Selected passage
__________________________________________________

Please activate your DVR service. 

Your service is not currently active. To activate, please call DXXXXXX TV customer support at 1-800-XXXXXXX.

MSG #81 

I called csr they had me reboot they said my account is fine two hours later still the same issue. They said the only option left is to reformat and wipe it clean.

Can anybody help?
Thanks

(hr10-250)
software 6.3b


----------



## hiker (Nov 29, 2001)

Maybe the contacts on the access card are not making a good electrical contact. Did you try removing the card and reinserting? Also try removing the card and using a soft eraser to gently clean the gold contact pad on the card. But you could also have a bad card socket in the HR10 and it might need repair. The company here should be able to do the repair.


----------



## hpb (Sep 29, 2000)

The EXACT same thing was happening to me. My HR10-250 finally corrupted the access card so DirecTv has replaced it 3 times, now they are replacing the receiver with an HR20-700.

I already have 1 HR20 and I'm really going to miss the TiVo interface and ease of use.

I tried reimaging the system with instantcake and put the original drive back in the receiver.

DTV is doing something to the datastream after the nightly service download. My 
HR10 only had this problem Monday-Thursday. I guess that don't send the nightly service updates on the weekends.

__________________________________________________

Given request 1
In the forum thread about the DVR activation error, which receiver is DirecTv sending to replace the HR10-250 whose access card kept getting corrupted?
Given request 2
Copy down, word for word, the stretch of the DVR thread from "## hpb (Sep" through "in the receiver.".

__________________________________________________

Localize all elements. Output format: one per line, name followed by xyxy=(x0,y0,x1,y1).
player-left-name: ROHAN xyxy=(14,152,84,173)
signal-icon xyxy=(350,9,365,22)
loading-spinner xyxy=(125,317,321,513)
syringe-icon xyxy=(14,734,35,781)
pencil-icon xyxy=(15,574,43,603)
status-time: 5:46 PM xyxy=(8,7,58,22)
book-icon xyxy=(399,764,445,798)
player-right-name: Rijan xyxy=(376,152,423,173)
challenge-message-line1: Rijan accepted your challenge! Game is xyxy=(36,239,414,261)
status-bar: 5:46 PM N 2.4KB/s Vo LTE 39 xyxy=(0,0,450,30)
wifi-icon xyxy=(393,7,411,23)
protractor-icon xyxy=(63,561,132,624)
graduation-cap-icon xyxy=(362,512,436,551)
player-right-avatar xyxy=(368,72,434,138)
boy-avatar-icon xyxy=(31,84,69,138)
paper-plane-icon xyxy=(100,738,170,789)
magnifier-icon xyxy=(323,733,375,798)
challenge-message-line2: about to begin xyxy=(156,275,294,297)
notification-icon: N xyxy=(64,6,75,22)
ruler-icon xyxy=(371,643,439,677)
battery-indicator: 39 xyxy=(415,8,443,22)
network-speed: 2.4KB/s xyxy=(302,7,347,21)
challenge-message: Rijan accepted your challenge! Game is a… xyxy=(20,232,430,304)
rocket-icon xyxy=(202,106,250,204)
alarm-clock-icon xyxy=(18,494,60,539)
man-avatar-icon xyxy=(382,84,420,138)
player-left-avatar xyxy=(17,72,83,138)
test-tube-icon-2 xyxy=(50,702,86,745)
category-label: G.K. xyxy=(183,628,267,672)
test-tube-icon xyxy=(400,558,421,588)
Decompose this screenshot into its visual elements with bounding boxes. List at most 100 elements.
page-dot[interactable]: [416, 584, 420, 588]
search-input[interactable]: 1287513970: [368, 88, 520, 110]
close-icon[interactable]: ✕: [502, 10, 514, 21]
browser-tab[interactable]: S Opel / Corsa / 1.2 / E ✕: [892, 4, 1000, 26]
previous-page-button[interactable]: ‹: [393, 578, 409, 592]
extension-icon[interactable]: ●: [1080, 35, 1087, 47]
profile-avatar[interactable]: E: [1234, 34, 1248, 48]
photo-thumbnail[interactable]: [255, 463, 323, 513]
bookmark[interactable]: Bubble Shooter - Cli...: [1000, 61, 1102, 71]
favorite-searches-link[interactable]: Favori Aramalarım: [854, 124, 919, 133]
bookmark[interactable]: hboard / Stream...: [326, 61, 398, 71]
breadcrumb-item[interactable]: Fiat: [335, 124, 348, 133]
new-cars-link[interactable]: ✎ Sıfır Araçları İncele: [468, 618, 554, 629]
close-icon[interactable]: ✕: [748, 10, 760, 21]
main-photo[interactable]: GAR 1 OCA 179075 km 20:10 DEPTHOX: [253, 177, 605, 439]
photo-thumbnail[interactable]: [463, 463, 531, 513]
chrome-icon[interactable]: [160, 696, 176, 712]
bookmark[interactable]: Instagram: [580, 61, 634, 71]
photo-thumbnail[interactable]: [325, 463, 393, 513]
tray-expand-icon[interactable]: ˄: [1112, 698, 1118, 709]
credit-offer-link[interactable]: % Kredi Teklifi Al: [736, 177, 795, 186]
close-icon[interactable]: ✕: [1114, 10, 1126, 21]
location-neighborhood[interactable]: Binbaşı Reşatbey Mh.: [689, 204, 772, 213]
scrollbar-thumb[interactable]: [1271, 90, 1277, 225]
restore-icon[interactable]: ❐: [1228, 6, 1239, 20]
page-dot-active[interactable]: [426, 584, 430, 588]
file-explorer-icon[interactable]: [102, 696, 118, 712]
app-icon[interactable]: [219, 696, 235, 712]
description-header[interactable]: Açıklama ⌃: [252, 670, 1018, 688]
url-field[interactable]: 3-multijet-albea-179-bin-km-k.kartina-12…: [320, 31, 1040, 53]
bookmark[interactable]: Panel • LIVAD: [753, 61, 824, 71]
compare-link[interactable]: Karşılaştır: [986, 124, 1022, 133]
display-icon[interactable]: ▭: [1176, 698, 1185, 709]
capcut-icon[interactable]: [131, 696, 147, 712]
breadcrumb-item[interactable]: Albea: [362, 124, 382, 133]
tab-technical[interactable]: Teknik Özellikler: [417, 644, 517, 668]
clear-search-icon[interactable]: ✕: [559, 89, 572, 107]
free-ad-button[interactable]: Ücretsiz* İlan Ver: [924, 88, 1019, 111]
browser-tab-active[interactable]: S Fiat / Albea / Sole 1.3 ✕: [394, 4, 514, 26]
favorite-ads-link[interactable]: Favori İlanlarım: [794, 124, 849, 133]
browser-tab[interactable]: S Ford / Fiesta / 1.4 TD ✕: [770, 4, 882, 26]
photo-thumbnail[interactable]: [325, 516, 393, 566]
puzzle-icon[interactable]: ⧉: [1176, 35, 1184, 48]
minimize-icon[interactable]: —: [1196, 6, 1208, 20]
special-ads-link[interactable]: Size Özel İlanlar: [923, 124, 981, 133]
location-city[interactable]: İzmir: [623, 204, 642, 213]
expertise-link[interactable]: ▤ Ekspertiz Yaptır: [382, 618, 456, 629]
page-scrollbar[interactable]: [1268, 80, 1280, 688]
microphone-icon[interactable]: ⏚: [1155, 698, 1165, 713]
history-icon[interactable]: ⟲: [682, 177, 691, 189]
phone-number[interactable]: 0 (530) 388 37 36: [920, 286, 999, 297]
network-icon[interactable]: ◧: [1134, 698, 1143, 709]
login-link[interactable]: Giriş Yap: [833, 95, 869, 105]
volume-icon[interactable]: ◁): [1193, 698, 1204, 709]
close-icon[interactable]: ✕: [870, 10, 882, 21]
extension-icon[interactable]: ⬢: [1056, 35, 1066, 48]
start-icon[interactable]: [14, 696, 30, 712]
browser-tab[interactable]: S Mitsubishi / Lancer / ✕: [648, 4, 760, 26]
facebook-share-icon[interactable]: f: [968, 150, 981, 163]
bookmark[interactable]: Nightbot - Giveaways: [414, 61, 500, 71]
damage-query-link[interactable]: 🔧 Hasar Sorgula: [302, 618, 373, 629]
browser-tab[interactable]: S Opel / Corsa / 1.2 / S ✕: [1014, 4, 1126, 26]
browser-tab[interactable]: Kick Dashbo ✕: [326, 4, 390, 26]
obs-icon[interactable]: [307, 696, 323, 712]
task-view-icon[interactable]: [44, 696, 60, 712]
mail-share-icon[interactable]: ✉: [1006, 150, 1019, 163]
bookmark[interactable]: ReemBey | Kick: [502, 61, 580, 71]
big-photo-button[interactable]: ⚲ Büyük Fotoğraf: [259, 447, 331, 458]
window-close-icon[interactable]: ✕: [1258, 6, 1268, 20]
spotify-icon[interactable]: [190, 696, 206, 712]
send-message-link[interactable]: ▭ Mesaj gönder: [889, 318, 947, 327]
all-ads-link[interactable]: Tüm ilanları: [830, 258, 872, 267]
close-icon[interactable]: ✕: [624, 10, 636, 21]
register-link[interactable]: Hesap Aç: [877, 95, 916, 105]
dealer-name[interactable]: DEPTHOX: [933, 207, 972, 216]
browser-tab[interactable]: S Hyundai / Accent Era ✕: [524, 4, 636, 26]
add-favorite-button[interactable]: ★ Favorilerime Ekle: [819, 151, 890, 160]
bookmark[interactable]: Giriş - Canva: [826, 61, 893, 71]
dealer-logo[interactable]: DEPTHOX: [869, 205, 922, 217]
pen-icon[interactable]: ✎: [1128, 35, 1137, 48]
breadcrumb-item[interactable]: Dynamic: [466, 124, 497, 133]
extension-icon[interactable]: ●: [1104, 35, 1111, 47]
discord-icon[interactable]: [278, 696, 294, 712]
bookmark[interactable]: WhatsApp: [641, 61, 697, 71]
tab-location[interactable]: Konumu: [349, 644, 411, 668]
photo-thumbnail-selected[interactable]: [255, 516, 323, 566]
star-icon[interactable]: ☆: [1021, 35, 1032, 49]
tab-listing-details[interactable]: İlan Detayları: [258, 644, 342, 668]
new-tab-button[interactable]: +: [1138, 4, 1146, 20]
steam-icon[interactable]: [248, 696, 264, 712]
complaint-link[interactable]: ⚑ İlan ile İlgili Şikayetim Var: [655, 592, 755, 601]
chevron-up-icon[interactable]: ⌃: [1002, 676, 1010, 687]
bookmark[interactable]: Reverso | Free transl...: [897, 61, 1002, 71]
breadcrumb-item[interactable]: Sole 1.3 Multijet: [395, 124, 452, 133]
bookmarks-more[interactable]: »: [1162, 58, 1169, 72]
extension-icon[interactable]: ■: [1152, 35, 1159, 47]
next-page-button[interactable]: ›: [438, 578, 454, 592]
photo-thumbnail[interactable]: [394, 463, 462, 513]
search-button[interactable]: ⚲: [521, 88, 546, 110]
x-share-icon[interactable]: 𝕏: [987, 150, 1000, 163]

__________________________________________________

Worked solution 1
An HR20-700.

Worked solution 2
## hpb (Sep 29, 2000)

The EXACT same thing was happening to me. My HR10-250 finally corrupted the access card so DirecTv has replaced it 3 times, now they are replacing the receiver with an HR20-700.

I already have 1 HR20 and I'm really going to miss the TiVo interface and ease of use.

I tried reimaging the system with instantcake and put the original drive back in the receiver.